GIVEN PROBLEM: From the listing, collect all lines containing the word "εἶναι".
▬▬▬
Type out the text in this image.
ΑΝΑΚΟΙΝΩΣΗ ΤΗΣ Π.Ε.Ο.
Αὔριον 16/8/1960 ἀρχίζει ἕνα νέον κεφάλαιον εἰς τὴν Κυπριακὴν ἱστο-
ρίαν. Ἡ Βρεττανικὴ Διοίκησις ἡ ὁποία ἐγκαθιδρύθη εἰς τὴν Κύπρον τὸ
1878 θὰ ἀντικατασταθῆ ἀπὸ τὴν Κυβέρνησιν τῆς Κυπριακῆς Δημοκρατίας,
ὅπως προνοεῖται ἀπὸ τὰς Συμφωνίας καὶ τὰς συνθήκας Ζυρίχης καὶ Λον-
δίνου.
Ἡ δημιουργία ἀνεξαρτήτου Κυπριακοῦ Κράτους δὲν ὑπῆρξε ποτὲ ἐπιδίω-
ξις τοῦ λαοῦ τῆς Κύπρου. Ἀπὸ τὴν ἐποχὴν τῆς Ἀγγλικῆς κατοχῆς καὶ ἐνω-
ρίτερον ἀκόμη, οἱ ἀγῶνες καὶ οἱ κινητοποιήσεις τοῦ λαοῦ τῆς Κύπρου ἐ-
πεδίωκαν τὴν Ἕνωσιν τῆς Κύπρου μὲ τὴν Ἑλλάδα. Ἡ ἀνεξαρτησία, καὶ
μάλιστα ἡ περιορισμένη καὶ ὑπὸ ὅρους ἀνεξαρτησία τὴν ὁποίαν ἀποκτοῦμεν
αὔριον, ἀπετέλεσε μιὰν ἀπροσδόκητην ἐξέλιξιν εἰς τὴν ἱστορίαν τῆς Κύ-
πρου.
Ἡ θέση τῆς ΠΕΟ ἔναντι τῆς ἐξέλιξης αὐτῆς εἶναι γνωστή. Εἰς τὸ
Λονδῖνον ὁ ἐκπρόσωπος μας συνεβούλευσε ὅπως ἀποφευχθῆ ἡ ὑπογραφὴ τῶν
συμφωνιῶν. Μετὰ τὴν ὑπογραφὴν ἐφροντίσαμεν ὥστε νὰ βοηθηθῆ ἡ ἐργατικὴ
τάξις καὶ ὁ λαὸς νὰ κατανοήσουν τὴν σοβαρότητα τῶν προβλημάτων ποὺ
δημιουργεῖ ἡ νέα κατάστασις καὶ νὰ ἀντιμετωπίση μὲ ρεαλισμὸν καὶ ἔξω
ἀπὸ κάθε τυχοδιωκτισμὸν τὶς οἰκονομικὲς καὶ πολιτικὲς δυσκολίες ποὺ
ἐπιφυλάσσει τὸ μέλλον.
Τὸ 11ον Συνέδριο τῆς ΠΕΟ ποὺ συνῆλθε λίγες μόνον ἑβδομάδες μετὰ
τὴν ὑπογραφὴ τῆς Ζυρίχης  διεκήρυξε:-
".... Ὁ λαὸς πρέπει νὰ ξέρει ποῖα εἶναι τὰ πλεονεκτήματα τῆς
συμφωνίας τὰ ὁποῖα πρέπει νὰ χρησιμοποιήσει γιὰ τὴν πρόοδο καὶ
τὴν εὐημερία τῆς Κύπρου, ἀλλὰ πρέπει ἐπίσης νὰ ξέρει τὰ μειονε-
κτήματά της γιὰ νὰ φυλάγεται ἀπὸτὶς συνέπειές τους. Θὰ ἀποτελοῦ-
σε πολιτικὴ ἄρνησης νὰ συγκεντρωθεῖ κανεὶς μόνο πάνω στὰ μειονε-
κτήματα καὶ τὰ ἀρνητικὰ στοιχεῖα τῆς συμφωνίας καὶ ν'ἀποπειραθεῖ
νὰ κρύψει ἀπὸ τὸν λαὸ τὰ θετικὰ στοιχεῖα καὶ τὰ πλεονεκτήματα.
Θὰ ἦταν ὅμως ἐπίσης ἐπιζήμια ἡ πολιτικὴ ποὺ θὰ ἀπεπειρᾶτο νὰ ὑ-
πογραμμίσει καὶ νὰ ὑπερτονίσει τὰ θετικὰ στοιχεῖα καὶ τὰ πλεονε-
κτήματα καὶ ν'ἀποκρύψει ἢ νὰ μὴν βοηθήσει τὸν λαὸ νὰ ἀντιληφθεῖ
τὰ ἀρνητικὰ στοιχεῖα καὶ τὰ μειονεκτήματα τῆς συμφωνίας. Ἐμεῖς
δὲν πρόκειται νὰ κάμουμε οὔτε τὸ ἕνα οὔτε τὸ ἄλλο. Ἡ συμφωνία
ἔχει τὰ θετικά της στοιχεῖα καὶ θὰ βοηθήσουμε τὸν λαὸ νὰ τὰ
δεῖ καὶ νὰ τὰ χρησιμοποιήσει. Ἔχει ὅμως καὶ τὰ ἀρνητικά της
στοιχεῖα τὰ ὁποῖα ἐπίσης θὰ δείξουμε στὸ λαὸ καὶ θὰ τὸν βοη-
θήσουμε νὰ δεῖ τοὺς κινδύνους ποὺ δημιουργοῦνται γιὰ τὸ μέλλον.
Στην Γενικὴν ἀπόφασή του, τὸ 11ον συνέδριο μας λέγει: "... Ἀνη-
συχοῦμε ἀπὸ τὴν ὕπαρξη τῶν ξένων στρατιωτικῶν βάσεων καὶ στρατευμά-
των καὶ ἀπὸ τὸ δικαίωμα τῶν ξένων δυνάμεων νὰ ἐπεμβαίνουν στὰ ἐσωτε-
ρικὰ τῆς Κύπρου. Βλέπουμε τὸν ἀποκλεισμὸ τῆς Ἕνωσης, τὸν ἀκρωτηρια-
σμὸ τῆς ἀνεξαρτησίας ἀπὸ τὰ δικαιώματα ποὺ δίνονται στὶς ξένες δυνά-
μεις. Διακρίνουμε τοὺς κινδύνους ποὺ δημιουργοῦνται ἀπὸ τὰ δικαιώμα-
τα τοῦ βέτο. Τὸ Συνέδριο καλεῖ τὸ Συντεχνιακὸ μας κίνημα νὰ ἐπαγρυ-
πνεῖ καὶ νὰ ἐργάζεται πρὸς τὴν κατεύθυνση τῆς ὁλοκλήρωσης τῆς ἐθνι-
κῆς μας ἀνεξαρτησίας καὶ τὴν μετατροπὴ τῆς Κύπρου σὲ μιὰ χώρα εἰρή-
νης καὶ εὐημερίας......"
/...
▬▬▬
SOLVED PROBLEM:
Ἡ θέση τῆς ΠΕΟ ἔναντι τῆς ἐξέλιξης αὐτῆς εἶναι γνωστή. Εἰς τὸ
".... Ὁ λαὸς πρέπει νὰ ξέρει ποῖα εἶναι τὰ πλεονεκτήματα τῆς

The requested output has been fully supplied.